> _Text block_:

[PlayRaw] Smogville, CA

The air quality due to the Camp Fire in Northern California is just choking us here in the SF Bay.
How bad is it? Well I’m glad you asked.

Image I made a few years ago on an average fair weather day:

Today (15 Nov 2018):


(RawTherapee 5.4: neutral with auto-matched tone curve.

Here is the smoggy Raw from today, if you would like to experiment.
IMG_5730.CR2 (20.7 MB)

4 Likes

Morning!

My first thought was to try DCP Haze in gimp/g’mic.
But my CPU evidently is not powerful enough :frowning:
since it needed 4.5 minutes to produce a result.

Instead, I ran it through the new filmic module in darktable.
Here is the result (using default settings in dt as well as in filmic):

Impressive! After additional tweaking:

Have fun!
Claes in Lund, Sweden

1 Like

Smoky haze seems to produce a vintagey look when dehazed and pardon my sensor dust!

GIMP 2.8 and G’MIC,

G’MIC: Mixer [PCA], Normalize Brightness, DCP Dehaze, Curves.
GIMP: Wavelet denoise (Ycb and Ycr).

a bit noisy.

1 Like

The preview JIFF of the smog-filled image needs a ton of contrast to sort it out, so there is a lo-fi quality to the result. Based on that I’ve used an unusual curve, G’MIC’s posterise effect and a bloom glare for this:

image

Following suggested ‘filmic’ approach added ‘haze removal’, both in uniform overlay what made picture quite dark, to remedy that used ‘zone system’. Spent about minute on processing. Attempt to use DCP Dehaze didn’t look promissing, huge amount of noise in preview, so I didn’t actually use GIMP/GMIC, only darktable.


Dag Filip!

Is your computer faster than mine? (Grrrrrrr)
Using g’mic|dcp dehaze took for ever on
my machine :cry:

MvG
Claes in Lund, Zweden

Didn’t apply it, preview was looking really bad. But I can run it and let you know how long it takes.

If you have the time: yes, please, it could be fun.
Just use the default settings in dcp dehaze so that
we can compare more easy.

3:27 default settings Intel(R) Core™ i3-4005U CPU @ 1.70GHz, 16GB RAM

Thank you. Now I am happy again:
0:20 Ryzen 2700+ @ 4GHz, 16 gig RAM.
It must have been a bad setting I used the other day,
when it took 4:30.

(Records from a data source)
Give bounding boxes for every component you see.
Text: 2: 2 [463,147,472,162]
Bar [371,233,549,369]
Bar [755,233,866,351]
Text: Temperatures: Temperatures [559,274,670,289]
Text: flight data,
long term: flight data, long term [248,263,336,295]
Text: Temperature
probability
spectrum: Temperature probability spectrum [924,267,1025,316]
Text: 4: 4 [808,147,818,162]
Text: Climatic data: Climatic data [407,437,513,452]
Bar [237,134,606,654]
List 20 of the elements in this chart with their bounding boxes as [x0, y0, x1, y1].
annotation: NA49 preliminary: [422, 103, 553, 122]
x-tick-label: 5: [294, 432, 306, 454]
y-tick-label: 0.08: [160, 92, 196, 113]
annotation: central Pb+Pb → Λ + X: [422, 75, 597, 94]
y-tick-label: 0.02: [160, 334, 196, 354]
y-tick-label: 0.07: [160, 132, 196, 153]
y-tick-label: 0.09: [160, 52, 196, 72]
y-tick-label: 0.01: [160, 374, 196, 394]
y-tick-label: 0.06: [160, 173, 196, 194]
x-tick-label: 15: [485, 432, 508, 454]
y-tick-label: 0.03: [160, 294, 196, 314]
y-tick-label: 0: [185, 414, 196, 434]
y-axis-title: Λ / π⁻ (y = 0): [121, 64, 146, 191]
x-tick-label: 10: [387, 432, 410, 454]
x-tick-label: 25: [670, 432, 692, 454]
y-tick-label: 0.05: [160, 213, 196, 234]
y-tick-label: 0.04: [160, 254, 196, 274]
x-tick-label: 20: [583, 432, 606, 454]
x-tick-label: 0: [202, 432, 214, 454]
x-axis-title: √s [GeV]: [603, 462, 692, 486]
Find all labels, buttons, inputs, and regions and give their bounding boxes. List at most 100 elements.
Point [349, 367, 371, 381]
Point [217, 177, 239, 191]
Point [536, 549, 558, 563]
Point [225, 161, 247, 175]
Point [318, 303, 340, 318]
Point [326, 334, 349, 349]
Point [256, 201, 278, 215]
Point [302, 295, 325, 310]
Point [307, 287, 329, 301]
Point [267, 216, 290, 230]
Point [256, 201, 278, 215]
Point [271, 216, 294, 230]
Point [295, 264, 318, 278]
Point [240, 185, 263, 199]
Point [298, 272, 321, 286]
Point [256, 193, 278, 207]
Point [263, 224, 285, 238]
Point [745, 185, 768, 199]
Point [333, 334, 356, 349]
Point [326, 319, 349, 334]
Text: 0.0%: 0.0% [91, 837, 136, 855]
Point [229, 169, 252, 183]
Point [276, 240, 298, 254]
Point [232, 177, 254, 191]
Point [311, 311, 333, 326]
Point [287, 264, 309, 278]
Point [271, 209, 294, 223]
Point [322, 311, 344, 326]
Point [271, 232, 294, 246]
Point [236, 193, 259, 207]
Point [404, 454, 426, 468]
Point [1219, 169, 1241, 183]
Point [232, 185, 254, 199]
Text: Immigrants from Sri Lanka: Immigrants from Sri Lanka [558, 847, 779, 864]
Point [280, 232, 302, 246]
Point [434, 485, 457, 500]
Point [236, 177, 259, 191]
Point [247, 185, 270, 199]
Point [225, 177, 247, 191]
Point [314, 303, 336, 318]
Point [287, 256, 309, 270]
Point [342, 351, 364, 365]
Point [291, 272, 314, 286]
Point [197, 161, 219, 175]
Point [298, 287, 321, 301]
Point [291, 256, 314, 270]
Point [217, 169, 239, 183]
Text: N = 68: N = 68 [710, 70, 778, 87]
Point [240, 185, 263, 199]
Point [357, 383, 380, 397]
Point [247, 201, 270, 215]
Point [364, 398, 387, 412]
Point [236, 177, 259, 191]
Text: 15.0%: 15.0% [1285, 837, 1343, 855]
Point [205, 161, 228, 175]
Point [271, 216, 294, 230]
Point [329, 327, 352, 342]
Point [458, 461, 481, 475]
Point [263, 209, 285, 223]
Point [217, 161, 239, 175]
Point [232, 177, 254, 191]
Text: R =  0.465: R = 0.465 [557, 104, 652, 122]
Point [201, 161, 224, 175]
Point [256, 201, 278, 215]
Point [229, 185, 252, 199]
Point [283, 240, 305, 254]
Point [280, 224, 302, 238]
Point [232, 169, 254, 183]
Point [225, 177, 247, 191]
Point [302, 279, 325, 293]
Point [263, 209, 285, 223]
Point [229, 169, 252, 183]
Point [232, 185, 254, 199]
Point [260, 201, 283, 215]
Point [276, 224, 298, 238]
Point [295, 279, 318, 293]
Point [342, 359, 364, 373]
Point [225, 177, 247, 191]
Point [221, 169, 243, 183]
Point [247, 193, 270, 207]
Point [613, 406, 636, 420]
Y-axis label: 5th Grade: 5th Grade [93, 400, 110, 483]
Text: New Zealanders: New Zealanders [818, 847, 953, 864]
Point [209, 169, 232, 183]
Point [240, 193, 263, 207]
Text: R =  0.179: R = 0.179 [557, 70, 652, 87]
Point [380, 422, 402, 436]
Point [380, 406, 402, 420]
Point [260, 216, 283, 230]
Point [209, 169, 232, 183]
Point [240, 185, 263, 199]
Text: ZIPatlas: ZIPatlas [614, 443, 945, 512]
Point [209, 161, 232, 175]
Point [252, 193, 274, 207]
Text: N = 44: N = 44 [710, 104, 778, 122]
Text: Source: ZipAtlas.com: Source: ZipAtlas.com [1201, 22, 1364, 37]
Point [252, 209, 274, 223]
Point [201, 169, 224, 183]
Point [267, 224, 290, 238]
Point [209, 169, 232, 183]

> _Problems to solve_:
**A.** Reproduce the stretch of the Smogville forum thread from "Claes in Lund, Sweden" through "DCP Dehaze, Curves.".
**B.** List the G’MIC operations named after "G’MIC:" in the Smogville forum thread.
**C.** State whether each statement agrees with the Smogville forum thread. Answer yes or no, and quote the words that decide it.
(i) With default settings, DCP Dehaze took 3:27 on an Intel Core i3-4005U.
(ii) The smoggy Raw file offered for download is larger than 25 MB.
(iii) The darktable-only processing took about an hour.

> _Solution set_:
**A.**
Claes in Lund, Sweden

1 Like

Smoky haze seems to produce a vintagey look when dehazed and pardon my sensor dust!

GIMP 2.8 and G’MIC,

G’MIC: Mixer [PCA], Normalize Brightness, DCP Dehaze, Curves.

**B.**
Mixer [PCA]
Normalize Brightness
DCP Dehaze
Curves

**C.**
(i) Yes: "3:27 default settings Intel(R) Core™ i3-4005U CPU @ 1.70GHz, 16GB RAM"
(ii) No: "IMG_5730.CR2 (20.7 MB)"
(iii) No: "Spent about minute on processing."